• [Instructions for the task]
Copy all entries without alteration and skip the pictures they hold.

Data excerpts

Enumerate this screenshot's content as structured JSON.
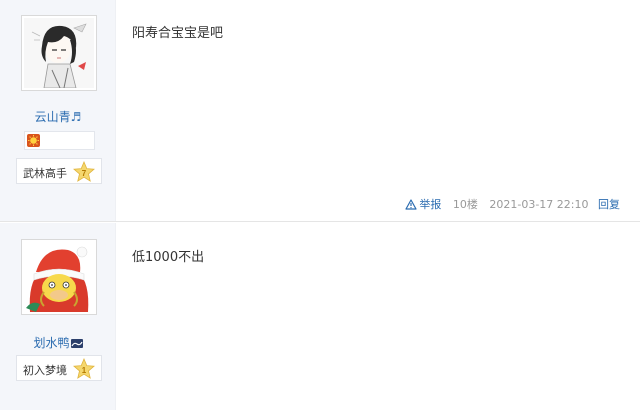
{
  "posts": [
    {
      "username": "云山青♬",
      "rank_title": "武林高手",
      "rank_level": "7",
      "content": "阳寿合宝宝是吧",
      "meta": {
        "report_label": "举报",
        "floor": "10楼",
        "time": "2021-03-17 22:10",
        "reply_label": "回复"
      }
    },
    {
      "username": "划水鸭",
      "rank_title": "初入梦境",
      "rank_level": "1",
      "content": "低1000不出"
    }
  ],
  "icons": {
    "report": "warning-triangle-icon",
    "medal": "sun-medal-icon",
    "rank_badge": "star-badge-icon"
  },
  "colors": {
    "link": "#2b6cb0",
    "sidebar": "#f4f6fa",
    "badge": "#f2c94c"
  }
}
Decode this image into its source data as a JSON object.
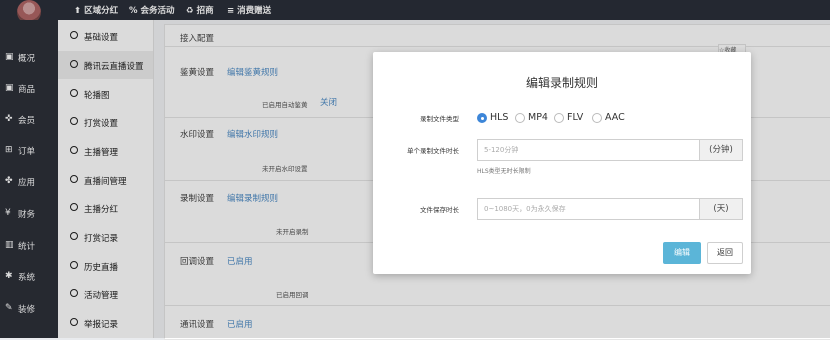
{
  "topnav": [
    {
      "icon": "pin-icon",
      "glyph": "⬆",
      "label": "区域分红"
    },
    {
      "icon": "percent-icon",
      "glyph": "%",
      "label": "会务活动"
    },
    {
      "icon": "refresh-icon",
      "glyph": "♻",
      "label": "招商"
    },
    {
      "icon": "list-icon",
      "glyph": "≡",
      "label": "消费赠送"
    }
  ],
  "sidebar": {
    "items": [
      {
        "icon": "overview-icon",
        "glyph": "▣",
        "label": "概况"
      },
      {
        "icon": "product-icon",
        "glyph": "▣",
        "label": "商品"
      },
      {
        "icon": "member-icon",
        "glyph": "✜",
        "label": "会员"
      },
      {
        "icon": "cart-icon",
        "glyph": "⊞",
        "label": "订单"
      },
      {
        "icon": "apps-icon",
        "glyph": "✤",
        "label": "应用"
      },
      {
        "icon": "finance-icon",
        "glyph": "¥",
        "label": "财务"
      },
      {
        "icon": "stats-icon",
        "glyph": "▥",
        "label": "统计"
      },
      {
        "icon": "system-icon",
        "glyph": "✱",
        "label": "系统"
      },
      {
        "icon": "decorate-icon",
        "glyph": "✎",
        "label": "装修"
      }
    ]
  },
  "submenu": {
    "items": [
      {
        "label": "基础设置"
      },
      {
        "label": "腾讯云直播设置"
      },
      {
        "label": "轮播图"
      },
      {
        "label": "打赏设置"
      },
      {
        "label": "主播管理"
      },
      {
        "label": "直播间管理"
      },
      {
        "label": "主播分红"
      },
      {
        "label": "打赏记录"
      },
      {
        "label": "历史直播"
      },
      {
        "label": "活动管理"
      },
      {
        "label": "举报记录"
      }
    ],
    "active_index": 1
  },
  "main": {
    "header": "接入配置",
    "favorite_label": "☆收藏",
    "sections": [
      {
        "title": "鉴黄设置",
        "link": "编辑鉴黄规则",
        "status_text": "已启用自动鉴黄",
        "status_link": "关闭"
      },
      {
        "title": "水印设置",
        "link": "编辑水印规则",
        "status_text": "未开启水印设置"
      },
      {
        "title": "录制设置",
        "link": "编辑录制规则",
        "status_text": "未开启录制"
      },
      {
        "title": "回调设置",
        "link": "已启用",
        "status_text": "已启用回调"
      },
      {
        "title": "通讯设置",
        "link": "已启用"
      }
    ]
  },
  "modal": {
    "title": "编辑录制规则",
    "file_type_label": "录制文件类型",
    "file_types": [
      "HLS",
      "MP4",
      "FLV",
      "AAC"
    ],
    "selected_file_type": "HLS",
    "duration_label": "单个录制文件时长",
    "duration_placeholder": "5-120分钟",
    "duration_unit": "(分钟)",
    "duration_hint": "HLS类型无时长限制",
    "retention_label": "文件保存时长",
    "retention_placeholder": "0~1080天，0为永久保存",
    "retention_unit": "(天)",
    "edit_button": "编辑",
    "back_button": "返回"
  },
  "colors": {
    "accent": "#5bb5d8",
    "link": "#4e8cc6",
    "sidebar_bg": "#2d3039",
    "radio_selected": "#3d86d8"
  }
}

• [Full output]
Enumerate this screenshot's content as structured JSON.
{
  "posts": [
    {
      "username": "云山青♬",
      "rank_title": "武林高手",
      "rank_level": "7",
      "content": "阳寿合宝宝是吧",
      "meta": {
        "report_label": "举报",
        "floor": "10楼",
        "time": "2021-03-17 22:10",
        "reply_label": "回复"
      }
    },
    {
      "username": "划水鸭",
      "rank_title": "初入梦境",
      "rank_level": "1",
      "content": "低1000不出"
    }
  ],
  "icons": {
    "report": "warning-triangle-icon",
    "medal": "sun-medal-icon",
    "rank_badge": "star-badge-icon"
  },
  "colors": {
    "link": "#2b6cb0",
    "sidebar": "#f4f6fa",
    "badge": "#f2c94c"
  }
}
Decode this image into its source data as a JSON object.
{
  "topnav": [
    {
      "icon": "pin-icon",
      "glyph": "⬆",
      "label": "区域分红"
    },
    {
      "icon": "percent-icon",
      "glyph": "%",
      "label": "会务活动"
    },
    {
      "icon": "refresh-icon",
      "glyph": "♻",
      "label": "招商"
    },
    {
      "icon": "list-icon",
      "glyph": "≡",
      "label": "消费赠送"
    }
  ],
  "sidebar": {
    "items": [
      {
        "icon": "overview-icon",
        "glyph": "▣",
        "label": "概况"
      },
      {
        "icon": "product-icon",
        "glyph": "▣",
        "label": "商品"
      },
      {
        "icon": "member-icon",
        "glyph": "✜",
        "label": "会员"
      },
      {
        "icon": "cart-icon",
        "glyph": "⊞",
        "label": "订单"
      },
      {
        "icon": "apps-icon",
        "glyph": "✤",
        "label": "应用"
      },
      {
        "icon": "finance-icon",
        "glyph": "¥",
        "label": "财务"
      },
      {
        "icon": "stats-icon",
        "glyph": "▥",
        "label": "统计"
      },
      {
        "icon": "system-icon",
        "glyph": "✱",
        "label": "系统"
      },
      {
        "icon": "decorate-icon",
        "glyph": "✎",
        "label": "装修"
      }
    ]
  },
  "submenu": {
    "items": [
      {
        "label": "基础设置"
      },
      {
        "label": "腾讯云直播设置"
      },
      {
        "label": "轮播图"
      },
      {
        "label": "打赏设置"
      },
      {
        "label": "主播管理"
      },
      {
        "label": "直播间管理"
      },
      {
        "label": "主播分红"
      },
      {
        "label": "打赏记录"
      },
      {
        "label": "历史直播"
      },
      {
        "label": "活动管理"
      },
      {
        "label": "举报记录"
      }
    ],
    "active_index": 1
  },
  "main": {
    "header": "接入配置",
    "favorite_label": "☆收藏",
    "sections": [
      {
        "title": "鉴黄设置",
        "link": "编辑鉴黄规则",
        "status_text": "已启用自动鉴黄",
        "status_link": "关闭"
      },
      {
        "title": "水印设置",
        "link": "编辑水印规则",
        "status_text": "未开启水印设置"
      },
      {
        "title": "录制设置",
        "link": "编辑录制规则",
        "status_text": "未开启录制"
      },
      {
        "title": "回调设置",
        "link": "已启用",
        "status_text": "已启用回调"
      },
      {
        "title": "通讯设置",
        "link": "已启用"
      }
    ]
  },
  "modal": {
    "title": "编辑录制规则",
    "file_type_label": "录制文件类型",
    "file_types": [
      "HLS",
      "MP4",
      "FLV",
      "AAC"
    ],
    "selected_file_type": "HLS",
    "duration_label": "单个录制文件时长",
    "duration_placeholder": "5-120分钟",
    "duration_unit": "(分钟)",
    "duration_hint": "HLS类型无时长限制",
    "retention_label": "文件保存时长",
    "retention_placeholder": "0~1080天，0为永久保存",
    "retention_unit": "(天)",
    "edit_button": "编辑",
    "back_button": "返回"
  },
  "colors": {
    "accent": "#5bb5d8",
    "link": "#4e8cc6",
    "sidebar_bg": "#2d3039",
    "radio_selected": "#3d86d8"
  }
}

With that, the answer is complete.